• **WORK TO DO**: Locate the string "Суждалскіи" in the records below. Copy every line where it occurs.

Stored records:

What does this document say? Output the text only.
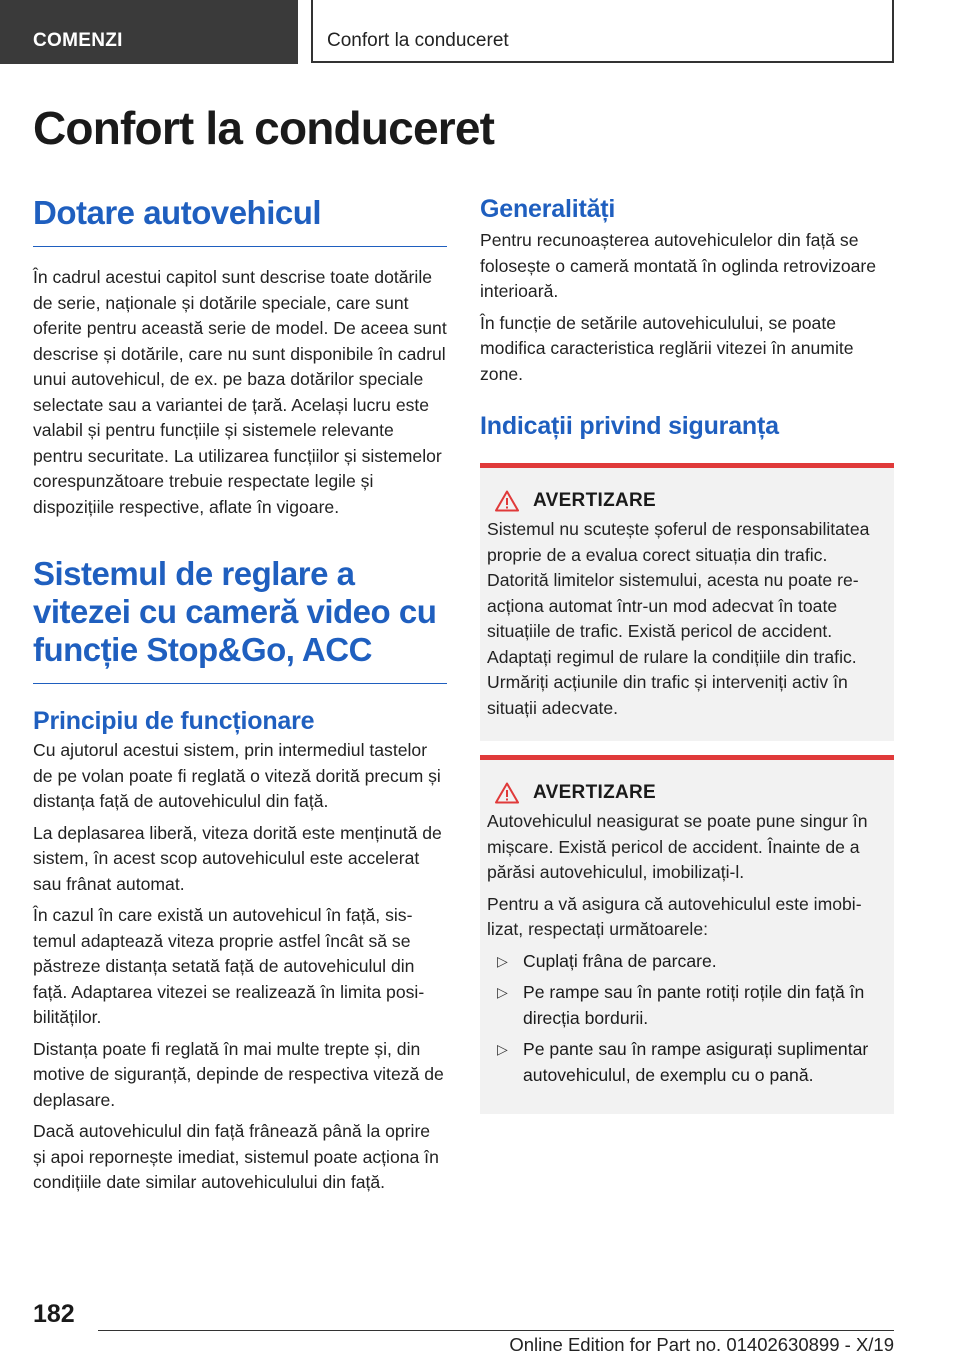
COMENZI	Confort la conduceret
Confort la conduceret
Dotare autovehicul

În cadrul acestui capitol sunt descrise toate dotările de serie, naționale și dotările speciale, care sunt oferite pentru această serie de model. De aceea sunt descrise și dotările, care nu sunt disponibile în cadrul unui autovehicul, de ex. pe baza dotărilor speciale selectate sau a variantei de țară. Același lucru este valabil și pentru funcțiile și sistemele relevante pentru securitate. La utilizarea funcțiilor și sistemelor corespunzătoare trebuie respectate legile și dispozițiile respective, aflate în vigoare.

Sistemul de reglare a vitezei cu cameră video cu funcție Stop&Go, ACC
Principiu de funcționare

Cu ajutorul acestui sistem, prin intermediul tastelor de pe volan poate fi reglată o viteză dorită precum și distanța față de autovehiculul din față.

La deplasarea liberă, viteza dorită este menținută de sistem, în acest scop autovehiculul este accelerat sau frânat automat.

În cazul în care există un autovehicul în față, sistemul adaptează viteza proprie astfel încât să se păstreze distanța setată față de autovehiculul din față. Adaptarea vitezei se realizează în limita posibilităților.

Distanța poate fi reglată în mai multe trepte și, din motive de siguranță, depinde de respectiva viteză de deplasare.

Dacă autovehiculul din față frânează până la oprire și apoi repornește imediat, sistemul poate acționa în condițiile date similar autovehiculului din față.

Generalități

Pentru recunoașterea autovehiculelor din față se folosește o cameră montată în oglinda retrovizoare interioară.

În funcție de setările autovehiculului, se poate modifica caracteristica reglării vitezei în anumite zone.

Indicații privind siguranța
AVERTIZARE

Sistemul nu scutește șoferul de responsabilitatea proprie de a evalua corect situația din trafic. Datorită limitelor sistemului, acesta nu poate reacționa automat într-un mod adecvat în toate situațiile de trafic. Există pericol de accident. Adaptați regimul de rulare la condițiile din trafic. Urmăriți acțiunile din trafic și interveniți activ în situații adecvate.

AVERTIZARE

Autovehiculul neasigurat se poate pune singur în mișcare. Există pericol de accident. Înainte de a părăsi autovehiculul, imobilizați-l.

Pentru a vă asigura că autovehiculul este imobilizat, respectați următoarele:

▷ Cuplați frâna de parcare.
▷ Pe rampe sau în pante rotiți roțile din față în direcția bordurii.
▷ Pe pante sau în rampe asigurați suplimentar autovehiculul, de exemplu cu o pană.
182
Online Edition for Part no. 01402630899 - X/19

==

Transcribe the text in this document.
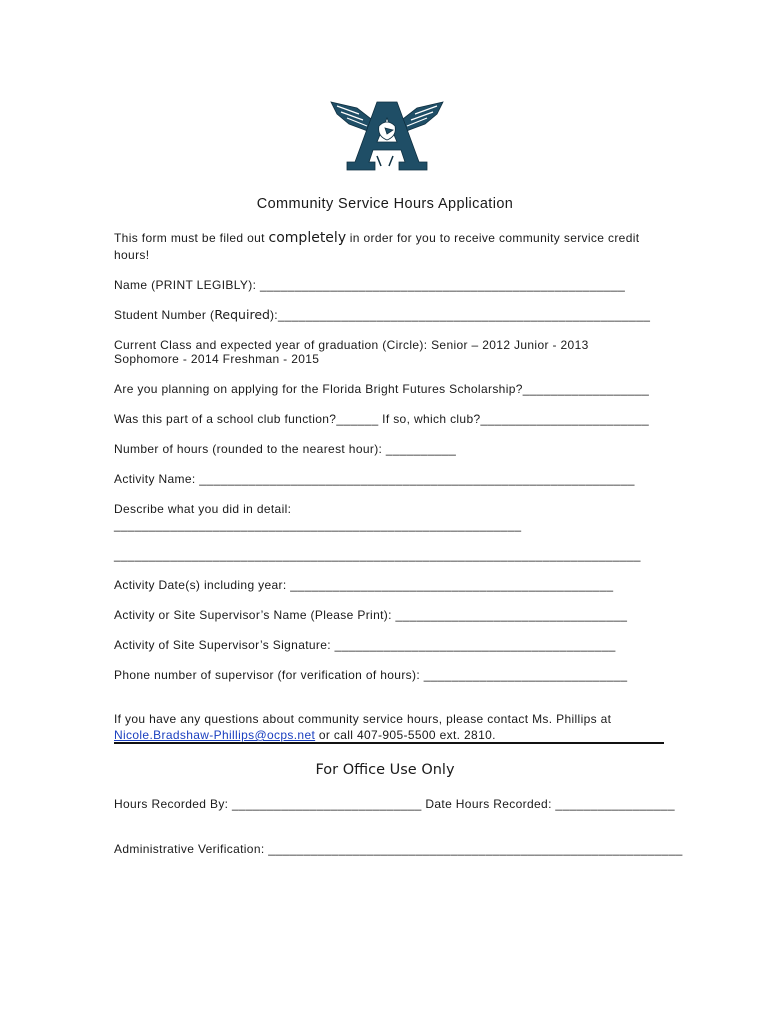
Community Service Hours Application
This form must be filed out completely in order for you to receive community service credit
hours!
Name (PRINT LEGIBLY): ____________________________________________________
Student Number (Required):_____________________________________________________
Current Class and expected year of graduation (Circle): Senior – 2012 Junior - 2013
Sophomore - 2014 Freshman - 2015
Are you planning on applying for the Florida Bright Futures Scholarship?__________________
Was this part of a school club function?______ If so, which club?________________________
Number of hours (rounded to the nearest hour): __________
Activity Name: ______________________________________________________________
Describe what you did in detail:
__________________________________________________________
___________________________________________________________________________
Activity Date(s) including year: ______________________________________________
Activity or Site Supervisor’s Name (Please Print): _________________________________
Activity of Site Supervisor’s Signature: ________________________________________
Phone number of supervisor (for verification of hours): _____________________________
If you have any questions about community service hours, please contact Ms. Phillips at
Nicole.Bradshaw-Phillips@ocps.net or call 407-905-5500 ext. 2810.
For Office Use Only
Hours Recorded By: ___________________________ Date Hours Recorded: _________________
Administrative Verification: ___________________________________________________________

==

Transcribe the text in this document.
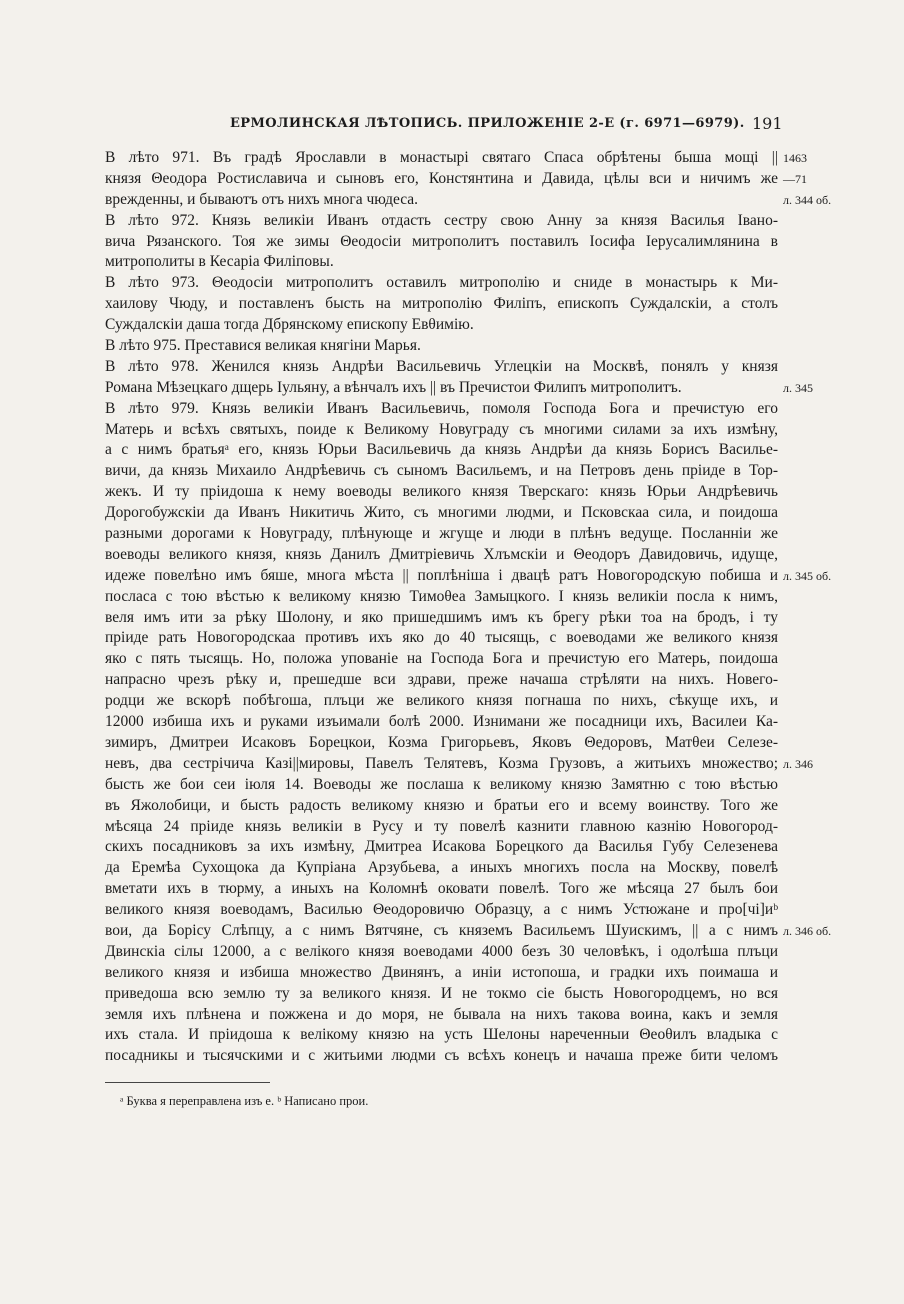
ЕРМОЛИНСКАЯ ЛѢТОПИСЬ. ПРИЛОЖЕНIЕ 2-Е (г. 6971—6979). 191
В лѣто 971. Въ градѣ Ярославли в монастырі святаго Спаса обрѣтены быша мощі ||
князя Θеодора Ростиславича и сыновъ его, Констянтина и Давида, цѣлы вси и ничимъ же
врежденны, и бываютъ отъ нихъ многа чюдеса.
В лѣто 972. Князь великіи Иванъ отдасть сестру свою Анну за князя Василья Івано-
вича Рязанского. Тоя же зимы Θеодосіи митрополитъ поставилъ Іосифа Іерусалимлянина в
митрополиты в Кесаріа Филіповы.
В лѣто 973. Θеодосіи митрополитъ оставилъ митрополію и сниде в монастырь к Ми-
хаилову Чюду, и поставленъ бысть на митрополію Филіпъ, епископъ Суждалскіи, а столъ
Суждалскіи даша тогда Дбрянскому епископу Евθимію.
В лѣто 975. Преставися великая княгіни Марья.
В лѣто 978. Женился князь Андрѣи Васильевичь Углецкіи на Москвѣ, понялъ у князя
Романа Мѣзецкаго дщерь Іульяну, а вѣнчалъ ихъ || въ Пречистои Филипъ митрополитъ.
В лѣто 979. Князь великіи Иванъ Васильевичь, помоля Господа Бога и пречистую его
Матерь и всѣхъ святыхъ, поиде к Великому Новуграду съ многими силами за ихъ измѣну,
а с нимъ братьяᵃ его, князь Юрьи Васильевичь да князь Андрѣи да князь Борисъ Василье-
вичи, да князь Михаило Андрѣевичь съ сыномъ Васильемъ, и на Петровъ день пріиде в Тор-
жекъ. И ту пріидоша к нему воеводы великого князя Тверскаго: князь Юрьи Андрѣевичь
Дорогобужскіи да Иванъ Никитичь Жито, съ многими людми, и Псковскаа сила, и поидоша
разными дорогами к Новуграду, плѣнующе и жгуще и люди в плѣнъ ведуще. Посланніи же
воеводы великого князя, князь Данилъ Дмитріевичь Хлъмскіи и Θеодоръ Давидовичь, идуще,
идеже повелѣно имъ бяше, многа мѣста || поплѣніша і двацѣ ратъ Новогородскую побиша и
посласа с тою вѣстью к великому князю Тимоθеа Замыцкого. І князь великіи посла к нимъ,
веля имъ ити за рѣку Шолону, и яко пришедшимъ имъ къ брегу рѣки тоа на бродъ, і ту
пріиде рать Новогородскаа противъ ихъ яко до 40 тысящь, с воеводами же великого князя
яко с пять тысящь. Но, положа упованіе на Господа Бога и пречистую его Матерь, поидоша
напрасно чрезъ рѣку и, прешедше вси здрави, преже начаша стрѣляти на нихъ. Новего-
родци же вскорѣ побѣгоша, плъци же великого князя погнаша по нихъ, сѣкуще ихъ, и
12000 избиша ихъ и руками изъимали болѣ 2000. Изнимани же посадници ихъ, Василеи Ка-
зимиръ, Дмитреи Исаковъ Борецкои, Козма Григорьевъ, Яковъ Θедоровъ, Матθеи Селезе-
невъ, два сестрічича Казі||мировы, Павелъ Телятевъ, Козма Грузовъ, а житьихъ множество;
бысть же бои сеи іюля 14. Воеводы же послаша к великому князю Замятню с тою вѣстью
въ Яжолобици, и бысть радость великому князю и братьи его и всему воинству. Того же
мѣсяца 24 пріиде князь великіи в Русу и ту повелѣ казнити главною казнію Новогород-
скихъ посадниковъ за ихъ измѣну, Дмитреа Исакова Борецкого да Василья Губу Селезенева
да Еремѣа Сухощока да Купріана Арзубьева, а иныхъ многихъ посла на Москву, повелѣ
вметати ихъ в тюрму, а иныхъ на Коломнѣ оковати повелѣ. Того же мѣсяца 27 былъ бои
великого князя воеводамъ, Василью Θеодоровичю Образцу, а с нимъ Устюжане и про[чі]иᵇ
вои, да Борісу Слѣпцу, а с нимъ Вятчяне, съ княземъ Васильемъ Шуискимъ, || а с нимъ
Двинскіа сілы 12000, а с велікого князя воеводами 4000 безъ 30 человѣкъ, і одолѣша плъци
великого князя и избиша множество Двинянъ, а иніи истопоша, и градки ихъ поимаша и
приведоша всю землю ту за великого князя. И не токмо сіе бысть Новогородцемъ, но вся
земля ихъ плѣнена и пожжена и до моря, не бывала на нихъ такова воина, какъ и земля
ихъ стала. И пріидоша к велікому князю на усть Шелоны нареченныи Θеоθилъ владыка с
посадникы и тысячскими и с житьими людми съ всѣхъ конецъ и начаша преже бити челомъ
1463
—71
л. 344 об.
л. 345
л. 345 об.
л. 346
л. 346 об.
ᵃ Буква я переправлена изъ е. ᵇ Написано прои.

• **COMPLETED TASK**:
хаилову Чюду, и поставленъ бысть на митрополію Филіпъ, епископъ Суждалскіи, а столъ
Суждалскіи даша тогда Дбрянскому епископу Евθимію.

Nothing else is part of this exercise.